Items from a figure collection:
::::
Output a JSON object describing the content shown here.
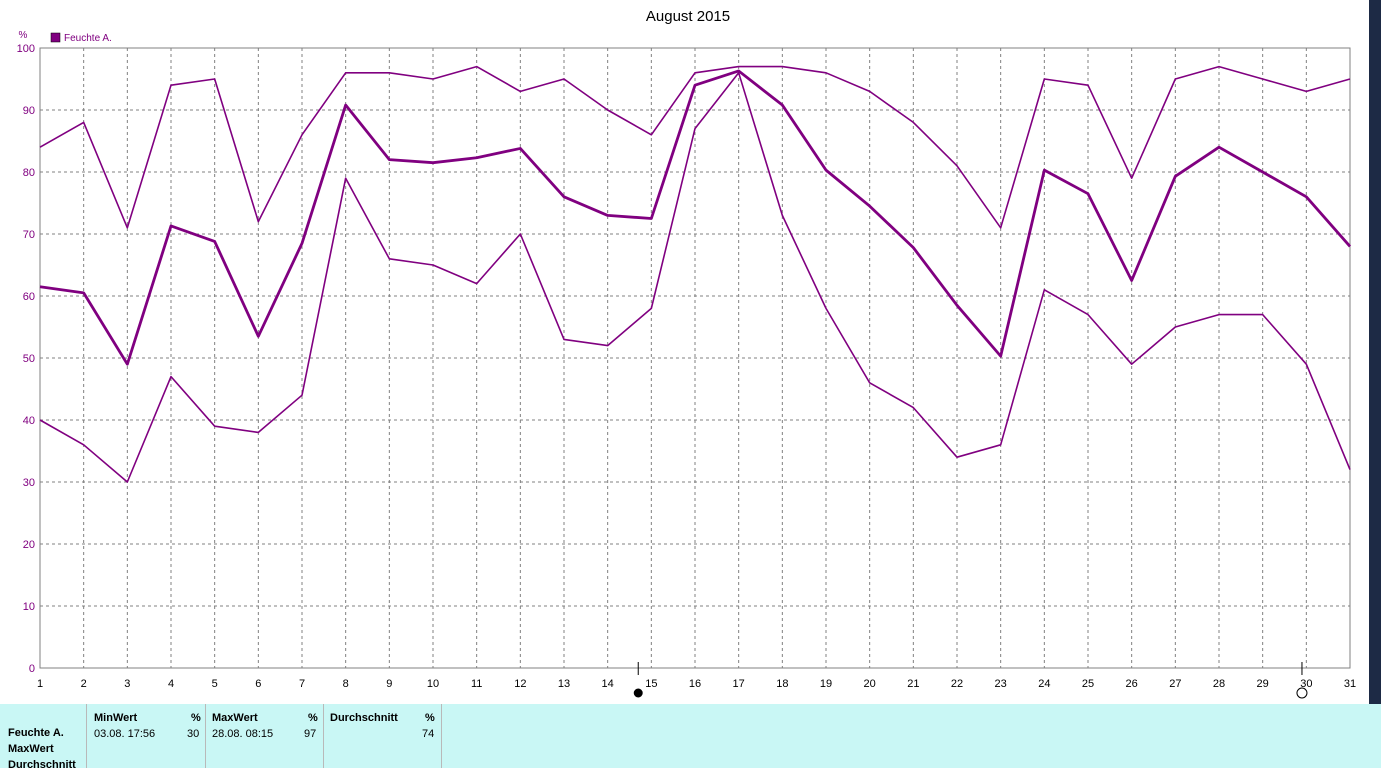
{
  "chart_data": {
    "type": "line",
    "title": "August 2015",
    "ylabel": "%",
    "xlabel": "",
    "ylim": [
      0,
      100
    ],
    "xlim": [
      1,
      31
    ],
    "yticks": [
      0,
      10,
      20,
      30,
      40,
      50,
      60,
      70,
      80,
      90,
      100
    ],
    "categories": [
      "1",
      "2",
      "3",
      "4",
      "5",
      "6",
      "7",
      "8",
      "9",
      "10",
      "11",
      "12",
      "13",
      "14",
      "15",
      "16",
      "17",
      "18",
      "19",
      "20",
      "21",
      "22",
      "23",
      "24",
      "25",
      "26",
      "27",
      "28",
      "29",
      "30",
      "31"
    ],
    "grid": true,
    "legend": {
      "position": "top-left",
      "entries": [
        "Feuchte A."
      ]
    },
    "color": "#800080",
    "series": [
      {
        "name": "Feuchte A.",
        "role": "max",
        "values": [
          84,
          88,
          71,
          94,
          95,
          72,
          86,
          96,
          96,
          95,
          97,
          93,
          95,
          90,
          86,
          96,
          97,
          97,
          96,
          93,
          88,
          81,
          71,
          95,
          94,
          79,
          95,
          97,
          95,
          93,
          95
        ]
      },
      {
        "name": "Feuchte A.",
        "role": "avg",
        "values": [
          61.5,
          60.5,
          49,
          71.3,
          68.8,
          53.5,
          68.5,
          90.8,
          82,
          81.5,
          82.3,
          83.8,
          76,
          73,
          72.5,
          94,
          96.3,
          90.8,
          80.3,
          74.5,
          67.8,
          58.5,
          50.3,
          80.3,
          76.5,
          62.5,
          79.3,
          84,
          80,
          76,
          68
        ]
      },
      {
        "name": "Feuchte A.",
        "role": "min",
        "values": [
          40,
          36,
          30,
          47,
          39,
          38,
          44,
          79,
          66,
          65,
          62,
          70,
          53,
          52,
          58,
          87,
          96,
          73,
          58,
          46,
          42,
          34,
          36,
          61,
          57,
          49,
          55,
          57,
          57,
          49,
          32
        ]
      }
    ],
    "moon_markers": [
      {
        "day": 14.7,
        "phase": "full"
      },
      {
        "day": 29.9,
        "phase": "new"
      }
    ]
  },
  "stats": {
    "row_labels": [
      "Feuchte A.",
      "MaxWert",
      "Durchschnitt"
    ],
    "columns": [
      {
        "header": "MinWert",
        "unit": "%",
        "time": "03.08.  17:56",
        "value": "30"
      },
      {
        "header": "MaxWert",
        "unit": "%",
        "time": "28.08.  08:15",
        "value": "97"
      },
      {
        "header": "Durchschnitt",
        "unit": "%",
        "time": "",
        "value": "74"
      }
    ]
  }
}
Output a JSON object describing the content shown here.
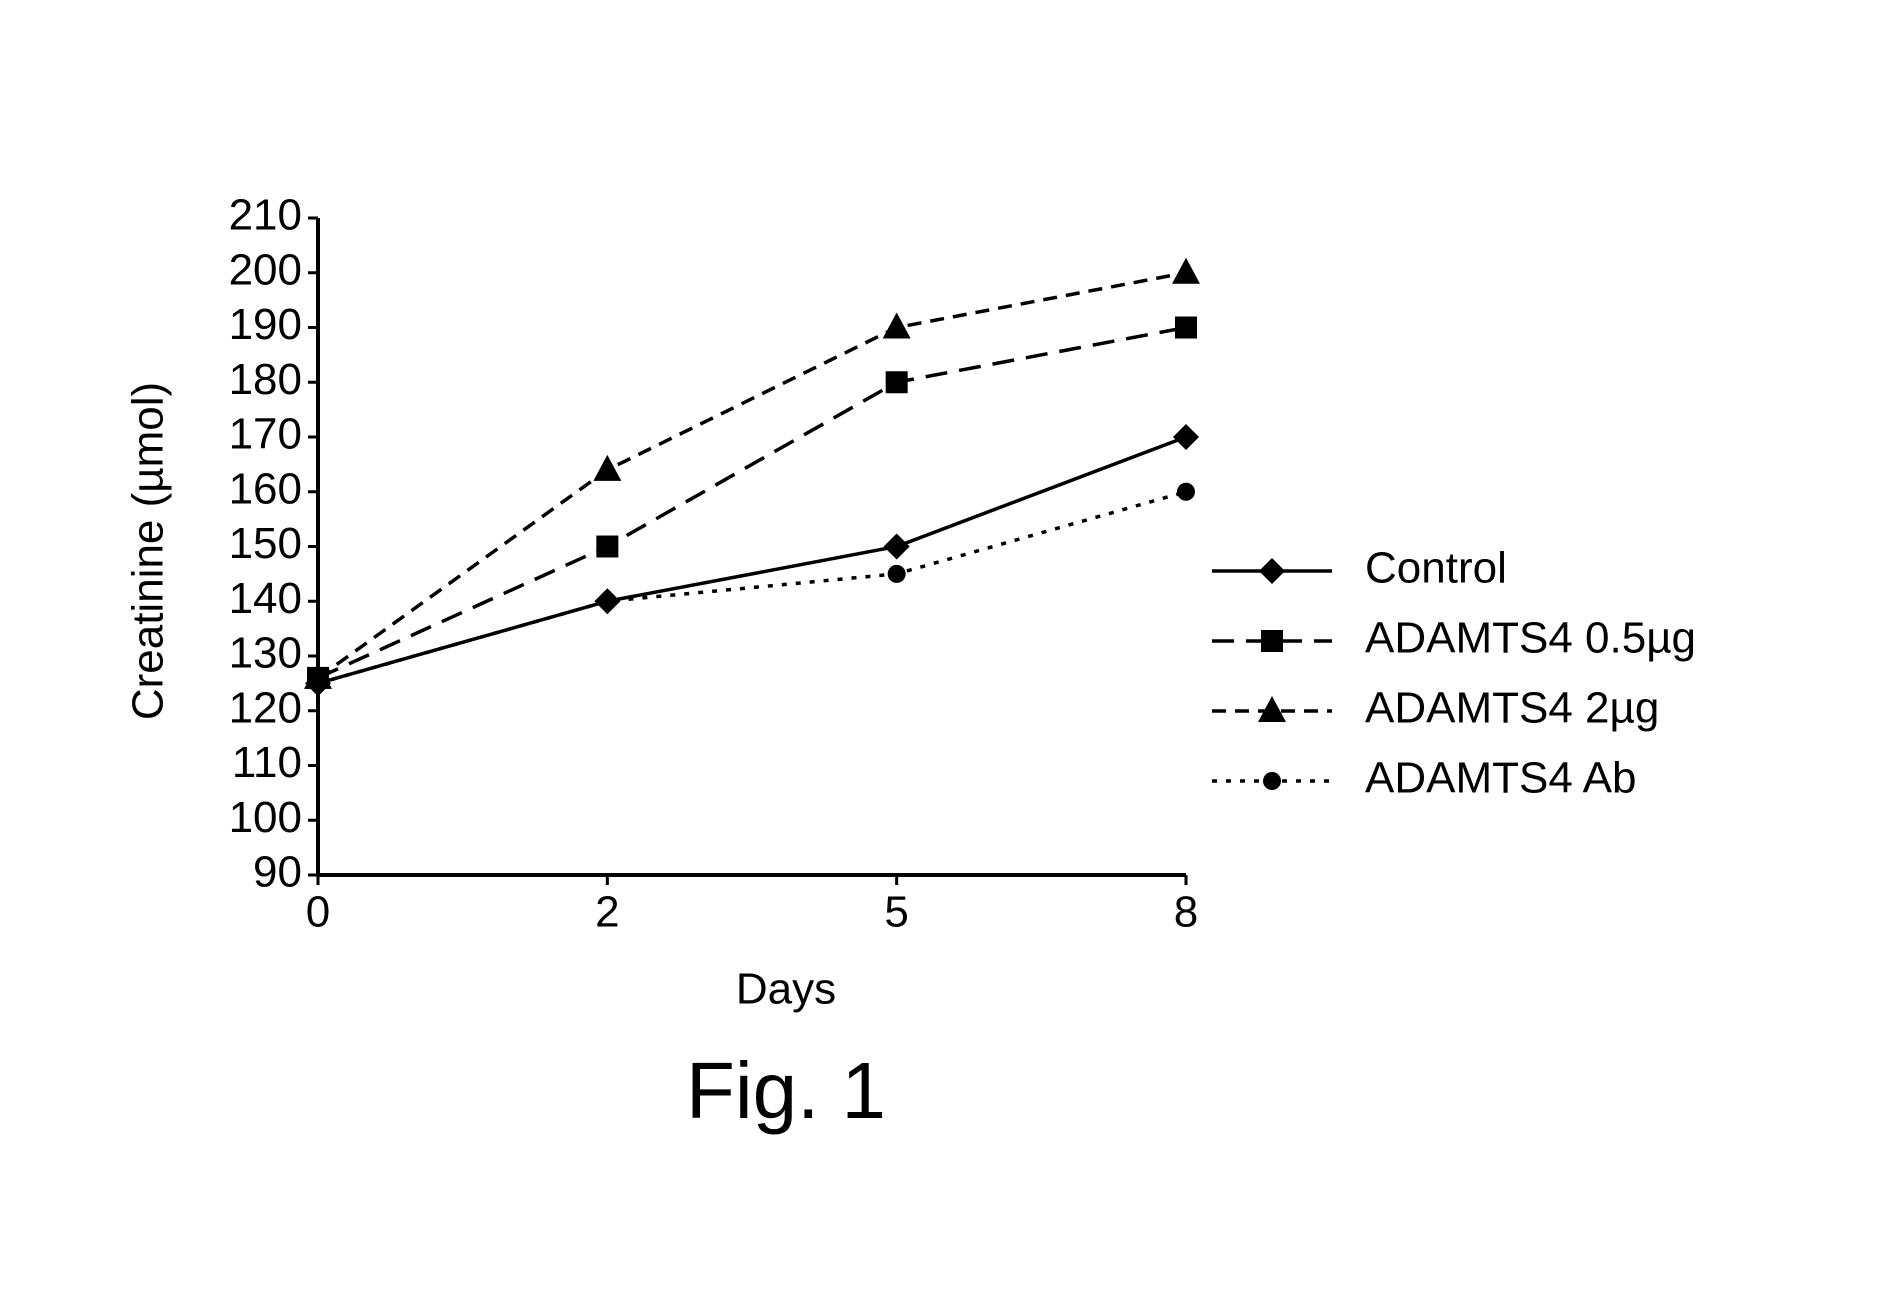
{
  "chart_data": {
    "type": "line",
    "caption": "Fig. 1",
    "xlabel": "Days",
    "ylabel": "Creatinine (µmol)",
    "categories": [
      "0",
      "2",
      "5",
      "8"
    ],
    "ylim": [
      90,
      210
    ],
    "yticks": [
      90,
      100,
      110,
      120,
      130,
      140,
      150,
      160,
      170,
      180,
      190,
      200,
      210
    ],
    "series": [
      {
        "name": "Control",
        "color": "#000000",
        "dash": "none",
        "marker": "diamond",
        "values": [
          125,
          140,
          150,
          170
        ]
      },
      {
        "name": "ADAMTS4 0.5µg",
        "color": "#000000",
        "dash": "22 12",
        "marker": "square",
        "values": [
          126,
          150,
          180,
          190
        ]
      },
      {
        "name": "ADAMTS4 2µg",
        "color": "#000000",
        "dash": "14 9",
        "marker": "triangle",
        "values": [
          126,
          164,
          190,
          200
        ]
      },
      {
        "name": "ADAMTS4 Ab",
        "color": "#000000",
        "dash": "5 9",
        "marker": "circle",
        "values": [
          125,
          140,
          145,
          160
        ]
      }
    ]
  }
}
::::
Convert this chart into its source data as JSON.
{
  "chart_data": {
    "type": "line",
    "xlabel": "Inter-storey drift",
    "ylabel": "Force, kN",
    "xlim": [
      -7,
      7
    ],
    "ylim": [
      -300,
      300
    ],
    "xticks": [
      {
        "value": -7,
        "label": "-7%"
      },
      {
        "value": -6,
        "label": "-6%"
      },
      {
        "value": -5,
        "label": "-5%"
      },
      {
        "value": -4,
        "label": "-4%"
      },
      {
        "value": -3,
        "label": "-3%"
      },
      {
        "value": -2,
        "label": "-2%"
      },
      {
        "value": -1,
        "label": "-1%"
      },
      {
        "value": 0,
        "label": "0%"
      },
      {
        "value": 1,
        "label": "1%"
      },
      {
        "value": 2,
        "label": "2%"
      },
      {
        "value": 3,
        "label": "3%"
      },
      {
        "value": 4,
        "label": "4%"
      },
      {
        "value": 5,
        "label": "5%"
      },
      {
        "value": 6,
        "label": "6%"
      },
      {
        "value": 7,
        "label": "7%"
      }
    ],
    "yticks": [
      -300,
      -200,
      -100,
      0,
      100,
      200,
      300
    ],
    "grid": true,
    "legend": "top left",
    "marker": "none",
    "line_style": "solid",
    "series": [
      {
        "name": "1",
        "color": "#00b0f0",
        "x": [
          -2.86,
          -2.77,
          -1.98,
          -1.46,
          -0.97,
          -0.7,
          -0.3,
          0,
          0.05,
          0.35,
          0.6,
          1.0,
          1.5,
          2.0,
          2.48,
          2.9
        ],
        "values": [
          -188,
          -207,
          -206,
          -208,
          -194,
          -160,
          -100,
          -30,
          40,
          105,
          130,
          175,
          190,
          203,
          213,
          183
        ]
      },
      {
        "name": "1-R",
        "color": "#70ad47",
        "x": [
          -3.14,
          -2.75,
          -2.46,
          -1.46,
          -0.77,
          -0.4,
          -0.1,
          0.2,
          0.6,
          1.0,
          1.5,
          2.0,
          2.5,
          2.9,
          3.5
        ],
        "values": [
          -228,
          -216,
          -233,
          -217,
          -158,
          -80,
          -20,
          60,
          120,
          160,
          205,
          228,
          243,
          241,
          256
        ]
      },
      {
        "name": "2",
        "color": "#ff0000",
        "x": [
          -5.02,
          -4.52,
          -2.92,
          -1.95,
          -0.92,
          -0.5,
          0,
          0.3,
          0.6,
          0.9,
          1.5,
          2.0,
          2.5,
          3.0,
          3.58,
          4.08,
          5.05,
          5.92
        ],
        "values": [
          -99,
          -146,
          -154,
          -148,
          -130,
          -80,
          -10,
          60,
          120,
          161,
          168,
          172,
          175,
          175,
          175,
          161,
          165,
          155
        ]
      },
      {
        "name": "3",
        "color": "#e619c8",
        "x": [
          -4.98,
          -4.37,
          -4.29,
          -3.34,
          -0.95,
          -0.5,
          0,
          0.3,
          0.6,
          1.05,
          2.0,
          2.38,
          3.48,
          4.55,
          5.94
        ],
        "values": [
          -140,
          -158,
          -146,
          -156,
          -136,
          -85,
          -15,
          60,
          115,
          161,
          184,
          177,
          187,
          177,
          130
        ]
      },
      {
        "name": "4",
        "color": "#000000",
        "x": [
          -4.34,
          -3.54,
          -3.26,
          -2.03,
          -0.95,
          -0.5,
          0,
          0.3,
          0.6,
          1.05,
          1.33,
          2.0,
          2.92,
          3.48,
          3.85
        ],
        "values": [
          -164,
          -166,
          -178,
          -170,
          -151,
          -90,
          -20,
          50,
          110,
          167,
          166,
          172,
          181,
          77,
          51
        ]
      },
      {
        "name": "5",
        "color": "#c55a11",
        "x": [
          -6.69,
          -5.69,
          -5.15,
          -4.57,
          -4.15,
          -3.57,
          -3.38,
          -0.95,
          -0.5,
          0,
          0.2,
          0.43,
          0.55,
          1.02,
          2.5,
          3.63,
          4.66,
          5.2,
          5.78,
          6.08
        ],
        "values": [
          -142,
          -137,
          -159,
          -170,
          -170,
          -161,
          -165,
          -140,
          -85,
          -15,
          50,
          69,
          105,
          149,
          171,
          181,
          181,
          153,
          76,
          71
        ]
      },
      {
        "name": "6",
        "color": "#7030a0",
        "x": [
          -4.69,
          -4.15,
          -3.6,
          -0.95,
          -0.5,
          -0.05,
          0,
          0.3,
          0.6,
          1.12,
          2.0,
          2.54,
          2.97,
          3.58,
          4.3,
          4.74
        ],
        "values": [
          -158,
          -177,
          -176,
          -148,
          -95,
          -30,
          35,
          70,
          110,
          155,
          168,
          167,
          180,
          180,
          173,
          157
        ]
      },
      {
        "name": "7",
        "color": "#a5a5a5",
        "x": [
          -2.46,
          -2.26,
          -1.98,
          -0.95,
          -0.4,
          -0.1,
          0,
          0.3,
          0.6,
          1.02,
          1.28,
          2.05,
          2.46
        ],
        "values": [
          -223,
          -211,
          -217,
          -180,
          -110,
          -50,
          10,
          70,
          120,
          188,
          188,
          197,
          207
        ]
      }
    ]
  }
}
::::
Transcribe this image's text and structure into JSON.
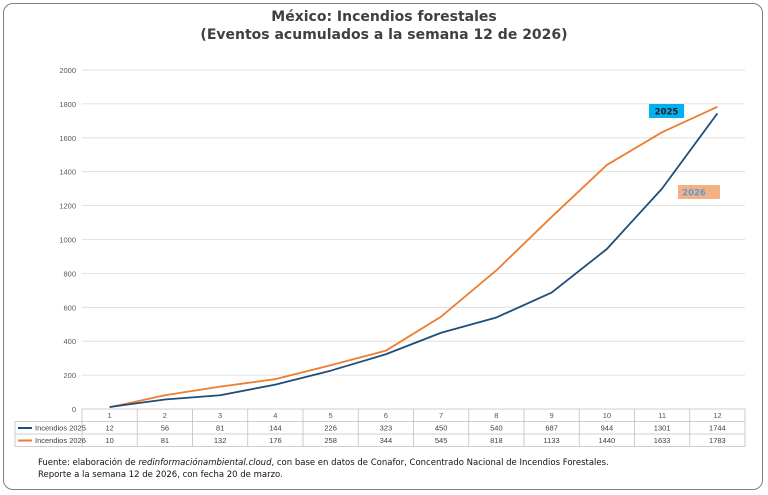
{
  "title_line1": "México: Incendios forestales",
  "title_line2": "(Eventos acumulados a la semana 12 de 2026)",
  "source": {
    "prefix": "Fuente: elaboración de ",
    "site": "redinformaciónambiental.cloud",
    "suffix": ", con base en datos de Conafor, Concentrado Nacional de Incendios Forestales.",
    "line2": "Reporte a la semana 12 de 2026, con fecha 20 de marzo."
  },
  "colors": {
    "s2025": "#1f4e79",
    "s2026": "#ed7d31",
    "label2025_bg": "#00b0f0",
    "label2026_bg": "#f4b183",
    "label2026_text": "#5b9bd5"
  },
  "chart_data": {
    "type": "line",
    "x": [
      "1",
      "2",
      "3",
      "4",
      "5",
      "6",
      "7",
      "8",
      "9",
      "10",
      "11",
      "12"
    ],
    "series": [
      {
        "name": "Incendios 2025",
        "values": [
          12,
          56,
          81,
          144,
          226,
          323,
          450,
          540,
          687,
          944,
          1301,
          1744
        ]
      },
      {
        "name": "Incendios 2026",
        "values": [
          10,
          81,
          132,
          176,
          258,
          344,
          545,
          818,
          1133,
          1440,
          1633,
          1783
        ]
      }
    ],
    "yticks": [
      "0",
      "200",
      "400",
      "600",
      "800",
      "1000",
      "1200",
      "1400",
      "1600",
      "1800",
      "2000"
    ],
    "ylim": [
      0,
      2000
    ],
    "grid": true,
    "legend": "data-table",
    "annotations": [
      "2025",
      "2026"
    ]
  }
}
::::
WHAT TO WORK ON ▸ Copy each line above where the string "header" occurs.

OUTPUT FOR THIS EXERCISE ▸
        "header": "MinWert",
        "header": "MaxWert",
        "header": "Durchschnitt",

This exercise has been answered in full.